Raw records

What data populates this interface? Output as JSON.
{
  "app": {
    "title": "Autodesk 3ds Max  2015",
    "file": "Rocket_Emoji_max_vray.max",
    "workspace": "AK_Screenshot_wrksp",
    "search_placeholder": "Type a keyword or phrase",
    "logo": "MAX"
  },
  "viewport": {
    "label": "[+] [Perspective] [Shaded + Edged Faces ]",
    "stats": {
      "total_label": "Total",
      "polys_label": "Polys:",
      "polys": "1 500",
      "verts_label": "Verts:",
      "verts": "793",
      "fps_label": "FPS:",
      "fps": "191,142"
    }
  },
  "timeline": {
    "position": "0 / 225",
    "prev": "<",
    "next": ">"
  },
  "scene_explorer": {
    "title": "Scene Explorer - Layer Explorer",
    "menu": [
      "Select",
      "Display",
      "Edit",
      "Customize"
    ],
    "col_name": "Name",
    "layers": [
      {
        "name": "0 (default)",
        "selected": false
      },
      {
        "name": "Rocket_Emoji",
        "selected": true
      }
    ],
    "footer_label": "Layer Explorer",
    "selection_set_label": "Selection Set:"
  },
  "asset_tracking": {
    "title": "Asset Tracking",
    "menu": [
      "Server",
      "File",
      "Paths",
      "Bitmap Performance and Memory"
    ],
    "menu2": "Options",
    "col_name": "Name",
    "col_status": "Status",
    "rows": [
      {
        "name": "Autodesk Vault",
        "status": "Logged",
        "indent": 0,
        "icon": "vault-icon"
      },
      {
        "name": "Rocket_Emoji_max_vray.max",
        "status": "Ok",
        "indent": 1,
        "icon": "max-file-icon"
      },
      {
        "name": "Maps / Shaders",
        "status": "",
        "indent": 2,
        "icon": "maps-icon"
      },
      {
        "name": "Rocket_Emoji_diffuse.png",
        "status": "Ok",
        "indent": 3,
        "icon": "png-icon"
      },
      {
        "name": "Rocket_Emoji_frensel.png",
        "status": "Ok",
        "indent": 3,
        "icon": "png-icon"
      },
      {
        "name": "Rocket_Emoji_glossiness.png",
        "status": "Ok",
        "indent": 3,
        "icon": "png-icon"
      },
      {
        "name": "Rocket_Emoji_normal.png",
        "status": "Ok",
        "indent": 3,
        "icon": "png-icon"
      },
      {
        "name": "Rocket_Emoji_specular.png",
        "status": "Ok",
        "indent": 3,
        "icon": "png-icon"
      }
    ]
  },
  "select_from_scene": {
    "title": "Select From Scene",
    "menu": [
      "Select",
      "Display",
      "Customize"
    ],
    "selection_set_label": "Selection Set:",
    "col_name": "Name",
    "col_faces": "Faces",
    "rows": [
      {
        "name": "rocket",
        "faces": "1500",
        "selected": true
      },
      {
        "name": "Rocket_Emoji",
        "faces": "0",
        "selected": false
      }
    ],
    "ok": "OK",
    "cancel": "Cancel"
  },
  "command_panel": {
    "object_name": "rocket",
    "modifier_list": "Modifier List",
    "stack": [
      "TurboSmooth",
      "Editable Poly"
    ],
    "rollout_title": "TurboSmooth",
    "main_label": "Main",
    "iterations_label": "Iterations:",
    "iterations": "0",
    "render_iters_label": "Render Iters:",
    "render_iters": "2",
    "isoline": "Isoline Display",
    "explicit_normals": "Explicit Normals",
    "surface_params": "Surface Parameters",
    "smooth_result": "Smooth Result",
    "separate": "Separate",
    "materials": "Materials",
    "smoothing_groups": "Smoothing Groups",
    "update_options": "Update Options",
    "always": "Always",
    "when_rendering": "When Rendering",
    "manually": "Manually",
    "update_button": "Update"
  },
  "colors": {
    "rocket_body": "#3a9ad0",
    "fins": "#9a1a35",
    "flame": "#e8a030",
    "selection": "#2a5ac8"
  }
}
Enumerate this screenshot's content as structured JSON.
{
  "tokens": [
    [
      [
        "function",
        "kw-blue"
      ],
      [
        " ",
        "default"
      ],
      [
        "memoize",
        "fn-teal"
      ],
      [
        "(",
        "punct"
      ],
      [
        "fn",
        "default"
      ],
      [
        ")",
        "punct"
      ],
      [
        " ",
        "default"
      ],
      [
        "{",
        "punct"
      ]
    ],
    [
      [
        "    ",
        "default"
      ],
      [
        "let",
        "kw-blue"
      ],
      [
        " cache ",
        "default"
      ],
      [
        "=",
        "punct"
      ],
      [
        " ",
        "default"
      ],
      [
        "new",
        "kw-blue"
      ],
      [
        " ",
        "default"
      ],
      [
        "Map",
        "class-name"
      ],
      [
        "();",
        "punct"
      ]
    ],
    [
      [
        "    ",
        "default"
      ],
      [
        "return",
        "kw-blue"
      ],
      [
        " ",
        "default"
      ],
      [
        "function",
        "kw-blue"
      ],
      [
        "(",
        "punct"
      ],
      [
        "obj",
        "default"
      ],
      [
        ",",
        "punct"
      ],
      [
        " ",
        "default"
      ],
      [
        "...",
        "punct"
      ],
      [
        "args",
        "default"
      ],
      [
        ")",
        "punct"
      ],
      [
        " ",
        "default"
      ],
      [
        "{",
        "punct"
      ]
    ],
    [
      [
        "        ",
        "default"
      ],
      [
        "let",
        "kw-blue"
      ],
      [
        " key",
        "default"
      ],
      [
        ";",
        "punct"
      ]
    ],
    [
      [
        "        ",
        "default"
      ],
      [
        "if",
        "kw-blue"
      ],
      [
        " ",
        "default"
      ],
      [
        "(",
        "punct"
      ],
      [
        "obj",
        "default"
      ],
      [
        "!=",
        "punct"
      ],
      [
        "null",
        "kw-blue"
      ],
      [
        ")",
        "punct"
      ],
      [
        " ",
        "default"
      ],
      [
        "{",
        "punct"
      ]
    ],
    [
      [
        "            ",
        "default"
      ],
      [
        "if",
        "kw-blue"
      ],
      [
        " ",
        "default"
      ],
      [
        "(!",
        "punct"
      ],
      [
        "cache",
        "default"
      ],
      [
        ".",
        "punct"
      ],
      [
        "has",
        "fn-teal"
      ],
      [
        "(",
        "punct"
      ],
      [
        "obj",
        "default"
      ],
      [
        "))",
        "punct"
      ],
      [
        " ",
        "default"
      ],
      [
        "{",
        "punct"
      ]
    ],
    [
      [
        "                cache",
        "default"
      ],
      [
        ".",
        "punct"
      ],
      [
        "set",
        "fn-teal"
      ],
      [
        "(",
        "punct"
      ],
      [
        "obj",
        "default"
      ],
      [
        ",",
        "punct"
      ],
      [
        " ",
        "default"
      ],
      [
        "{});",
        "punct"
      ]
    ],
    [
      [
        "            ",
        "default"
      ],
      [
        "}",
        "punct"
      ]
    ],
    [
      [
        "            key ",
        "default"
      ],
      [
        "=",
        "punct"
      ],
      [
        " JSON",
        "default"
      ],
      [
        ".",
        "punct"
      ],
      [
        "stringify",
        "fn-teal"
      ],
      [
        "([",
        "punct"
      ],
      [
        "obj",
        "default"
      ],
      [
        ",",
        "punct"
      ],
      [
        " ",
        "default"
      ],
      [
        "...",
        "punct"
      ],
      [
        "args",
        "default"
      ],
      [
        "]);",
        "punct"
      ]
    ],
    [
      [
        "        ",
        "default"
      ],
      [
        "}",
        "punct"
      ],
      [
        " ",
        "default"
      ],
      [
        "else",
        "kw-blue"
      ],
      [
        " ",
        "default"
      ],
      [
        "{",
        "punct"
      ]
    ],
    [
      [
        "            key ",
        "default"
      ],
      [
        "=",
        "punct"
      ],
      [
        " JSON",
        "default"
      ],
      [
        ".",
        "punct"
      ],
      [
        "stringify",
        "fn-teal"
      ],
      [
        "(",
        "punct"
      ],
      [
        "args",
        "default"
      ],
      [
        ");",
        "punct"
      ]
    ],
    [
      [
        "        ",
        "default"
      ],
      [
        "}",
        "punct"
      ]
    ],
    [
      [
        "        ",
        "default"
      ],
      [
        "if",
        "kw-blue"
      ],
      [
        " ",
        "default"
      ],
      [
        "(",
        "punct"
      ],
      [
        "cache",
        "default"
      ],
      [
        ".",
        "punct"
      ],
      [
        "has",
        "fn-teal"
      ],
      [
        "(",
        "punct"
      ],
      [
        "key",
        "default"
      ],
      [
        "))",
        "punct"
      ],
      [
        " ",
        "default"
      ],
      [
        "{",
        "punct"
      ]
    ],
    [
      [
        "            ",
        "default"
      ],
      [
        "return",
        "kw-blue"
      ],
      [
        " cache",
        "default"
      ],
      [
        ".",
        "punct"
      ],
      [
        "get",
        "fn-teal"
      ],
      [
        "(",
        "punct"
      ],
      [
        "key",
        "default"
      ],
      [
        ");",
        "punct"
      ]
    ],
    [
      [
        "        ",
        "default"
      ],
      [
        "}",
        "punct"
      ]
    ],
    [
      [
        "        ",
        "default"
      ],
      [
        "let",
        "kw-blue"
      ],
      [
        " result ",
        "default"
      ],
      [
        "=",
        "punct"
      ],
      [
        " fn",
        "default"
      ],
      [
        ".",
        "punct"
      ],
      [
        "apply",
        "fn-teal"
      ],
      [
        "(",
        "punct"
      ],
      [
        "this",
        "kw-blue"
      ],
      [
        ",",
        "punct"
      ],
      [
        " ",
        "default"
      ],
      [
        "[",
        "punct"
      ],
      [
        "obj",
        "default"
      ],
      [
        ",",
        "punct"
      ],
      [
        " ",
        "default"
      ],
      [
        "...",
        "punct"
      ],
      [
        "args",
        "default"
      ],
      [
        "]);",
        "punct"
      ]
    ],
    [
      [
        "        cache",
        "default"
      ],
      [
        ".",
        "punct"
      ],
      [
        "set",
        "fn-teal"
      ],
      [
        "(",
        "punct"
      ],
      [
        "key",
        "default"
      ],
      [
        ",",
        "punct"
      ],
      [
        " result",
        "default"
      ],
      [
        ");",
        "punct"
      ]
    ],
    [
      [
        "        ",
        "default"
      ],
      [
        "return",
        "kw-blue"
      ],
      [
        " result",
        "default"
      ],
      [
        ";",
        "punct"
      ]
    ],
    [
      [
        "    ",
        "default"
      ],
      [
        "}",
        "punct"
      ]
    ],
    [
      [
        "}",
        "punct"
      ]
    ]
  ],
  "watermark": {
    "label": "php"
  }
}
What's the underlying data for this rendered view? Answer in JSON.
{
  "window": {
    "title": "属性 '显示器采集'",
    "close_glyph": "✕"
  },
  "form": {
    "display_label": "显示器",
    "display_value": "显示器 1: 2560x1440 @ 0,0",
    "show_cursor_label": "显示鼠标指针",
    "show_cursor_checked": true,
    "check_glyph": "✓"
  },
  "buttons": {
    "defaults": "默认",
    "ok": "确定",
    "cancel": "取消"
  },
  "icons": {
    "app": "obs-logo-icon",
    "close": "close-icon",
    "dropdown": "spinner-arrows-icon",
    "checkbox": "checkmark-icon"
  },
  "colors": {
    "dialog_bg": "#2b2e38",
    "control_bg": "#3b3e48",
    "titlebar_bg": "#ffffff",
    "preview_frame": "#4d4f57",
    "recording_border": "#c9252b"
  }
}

# TASK STATEMENT:
Set out exactly the run of lines that begins at the line holding "What's the underlying" and ends at the last line of the data.

# THE OUTPUT:
What's the underlying data for this rendered view? Answer in JSON.
{
  "window": {
    "title": "属性 '显示器采集'",
    "close_glyph": "✕"
  },
  "form": {
    "display_label": "显示器",
    "display_value": "显示器 1: 2560x1440 @ 0,0",
    "show_cursor_label": "显示鼠标指针",
    "show_cursor_checked": true,
    "check_glyph": "✓"
  },
  "buttons": {
    "defaults": "默认",
    "ok": "确定",
    "cancel": "取消"
  },
  "icons": {
    "app": "obs-logo-icon",
    "close": "close-icon",
    "dropdown": "spinner-arrows-icon",
    "checkbox": "checkmark-icon"
  },
  "colors": {
    "dialog_bg": "#2b2e38",
    "control_bg": "#3b3e48",
    "titlebar_bg": "#ffffff",
    "preview_frame": "#4d4f57",
    "recording_border": "#c9252b"
  }
}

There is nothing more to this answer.